# Aim of the exercise:
Do any lines in the data below contain "this"? If so, copy every one of them.

Dataset items:
※ ※ ※

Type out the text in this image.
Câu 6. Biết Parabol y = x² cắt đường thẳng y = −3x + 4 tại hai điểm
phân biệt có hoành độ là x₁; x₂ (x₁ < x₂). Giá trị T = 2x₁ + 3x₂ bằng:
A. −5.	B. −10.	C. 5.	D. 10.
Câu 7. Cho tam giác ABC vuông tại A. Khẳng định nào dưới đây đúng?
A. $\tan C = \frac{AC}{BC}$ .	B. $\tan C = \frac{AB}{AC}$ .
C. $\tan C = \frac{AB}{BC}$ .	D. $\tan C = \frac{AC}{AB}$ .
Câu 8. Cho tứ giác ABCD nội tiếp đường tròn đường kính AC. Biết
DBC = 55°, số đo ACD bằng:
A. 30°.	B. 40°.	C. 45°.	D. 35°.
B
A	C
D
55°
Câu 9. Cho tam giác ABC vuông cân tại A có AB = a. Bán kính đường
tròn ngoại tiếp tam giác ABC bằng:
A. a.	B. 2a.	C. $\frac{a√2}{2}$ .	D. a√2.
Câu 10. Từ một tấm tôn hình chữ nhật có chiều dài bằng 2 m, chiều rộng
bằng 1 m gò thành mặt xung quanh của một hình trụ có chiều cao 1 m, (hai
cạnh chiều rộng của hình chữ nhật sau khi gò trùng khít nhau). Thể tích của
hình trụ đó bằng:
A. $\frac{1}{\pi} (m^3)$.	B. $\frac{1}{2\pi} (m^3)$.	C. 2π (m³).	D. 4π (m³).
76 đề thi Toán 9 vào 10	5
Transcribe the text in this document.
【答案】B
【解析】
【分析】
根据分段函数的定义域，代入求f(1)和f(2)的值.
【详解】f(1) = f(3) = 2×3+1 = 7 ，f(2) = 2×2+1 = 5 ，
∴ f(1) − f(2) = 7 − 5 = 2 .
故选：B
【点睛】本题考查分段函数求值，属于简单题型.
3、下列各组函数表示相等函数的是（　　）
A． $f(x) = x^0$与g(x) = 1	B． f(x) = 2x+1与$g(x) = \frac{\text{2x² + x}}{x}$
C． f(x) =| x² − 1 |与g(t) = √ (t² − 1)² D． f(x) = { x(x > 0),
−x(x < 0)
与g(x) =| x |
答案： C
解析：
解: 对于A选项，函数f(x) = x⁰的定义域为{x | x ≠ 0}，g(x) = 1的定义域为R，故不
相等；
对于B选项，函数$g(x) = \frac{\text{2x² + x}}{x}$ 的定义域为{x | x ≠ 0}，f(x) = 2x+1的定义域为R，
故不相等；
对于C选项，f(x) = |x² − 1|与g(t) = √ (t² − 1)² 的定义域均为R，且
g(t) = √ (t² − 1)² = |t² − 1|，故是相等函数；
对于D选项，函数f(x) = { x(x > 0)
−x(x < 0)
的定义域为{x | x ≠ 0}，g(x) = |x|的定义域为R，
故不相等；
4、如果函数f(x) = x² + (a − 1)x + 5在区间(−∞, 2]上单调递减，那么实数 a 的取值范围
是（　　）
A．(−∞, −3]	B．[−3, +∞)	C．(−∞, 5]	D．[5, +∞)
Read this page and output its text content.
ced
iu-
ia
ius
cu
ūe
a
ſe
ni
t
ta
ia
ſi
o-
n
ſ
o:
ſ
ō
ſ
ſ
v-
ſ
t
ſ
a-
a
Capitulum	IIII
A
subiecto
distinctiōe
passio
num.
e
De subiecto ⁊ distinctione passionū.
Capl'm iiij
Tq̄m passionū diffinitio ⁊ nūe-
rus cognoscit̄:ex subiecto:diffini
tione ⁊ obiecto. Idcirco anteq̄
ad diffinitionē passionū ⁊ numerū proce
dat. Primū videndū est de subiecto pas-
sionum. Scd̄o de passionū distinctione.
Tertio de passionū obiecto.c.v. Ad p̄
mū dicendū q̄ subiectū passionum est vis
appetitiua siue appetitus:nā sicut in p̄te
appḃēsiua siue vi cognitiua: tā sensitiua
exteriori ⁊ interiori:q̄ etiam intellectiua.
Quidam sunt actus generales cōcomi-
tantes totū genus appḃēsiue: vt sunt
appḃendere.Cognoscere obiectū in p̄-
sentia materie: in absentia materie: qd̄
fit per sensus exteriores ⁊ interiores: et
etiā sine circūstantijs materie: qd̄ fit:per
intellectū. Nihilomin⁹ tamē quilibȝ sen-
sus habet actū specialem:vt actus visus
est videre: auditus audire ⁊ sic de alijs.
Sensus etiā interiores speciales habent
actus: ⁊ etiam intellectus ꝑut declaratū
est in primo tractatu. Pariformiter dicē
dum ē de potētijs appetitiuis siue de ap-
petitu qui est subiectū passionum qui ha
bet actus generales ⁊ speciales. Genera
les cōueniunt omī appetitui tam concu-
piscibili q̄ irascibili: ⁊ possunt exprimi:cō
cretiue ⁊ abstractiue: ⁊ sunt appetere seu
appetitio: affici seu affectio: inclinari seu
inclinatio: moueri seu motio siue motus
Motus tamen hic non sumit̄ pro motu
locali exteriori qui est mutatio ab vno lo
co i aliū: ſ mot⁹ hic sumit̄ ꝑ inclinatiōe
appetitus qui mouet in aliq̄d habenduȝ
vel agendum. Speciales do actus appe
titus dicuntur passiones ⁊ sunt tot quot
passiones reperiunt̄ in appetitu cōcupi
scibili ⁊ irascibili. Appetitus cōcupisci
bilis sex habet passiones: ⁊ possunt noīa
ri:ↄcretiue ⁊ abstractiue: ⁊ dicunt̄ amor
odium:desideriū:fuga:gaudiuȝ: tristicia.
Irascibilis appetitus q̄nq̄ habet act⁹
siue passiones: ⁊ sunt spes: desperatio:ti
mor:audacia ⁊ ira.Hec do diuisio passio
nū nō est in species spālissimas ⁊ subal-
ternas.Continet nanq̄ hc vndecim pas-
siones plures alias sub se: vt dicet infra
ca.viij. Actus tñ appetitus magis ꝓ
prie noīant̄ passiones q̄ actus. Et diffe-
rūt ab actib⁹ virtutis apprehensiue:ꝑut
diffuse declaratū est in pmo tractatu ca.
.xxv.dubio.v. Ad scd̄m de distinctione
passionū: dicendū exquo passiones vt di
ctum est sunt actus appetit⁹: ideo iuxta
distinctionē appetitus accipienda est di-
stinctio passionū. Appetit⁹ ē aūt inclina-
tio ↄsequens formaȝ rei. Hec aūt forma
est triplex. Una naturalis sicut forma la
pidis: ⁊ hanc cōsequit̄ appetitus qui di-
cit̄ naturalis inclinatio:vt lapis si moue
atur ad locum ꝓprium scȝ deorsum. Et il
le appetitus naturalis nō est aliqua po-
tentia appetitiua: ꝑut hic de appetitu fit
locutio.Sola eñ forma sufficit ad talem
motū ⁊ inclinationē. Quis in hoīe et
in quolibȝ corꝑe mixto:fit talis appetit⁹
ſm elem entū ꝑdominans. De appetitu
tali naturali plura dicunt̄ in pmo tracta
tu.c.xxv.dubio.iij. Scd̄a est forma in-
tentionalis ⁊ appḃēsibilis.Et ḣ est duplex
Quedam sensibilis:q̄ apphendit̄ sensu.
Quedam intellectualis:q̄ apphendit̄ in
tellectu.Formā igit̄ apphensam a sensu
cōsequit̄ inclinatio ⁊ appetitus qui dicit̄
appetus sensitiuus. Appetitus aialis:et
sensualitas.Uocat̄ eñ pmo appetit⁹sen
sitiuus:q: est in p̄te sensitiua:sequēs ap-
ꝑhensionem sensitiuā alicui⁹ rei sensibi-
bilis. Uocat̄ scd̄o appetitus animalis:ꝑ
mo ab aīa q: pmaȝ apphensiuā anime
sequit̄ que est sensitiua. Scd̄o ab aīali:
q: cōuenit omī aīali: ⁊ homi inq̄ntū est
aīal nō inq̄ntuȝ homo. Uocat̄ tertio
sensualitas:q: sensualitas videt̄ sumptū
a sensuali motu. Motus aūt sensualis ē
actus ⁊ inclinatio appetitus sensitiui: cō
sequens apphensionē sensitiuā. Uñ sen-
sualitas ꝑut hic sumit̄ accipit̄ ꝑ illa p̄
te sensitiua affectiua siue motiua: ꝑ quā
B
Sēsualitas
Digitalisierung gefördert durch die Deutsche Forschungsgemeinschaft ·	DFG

※ ※ ※

# Correct answer:
Type out the text in this image.
Transcribe the text in this document.
Read this page and output its text content.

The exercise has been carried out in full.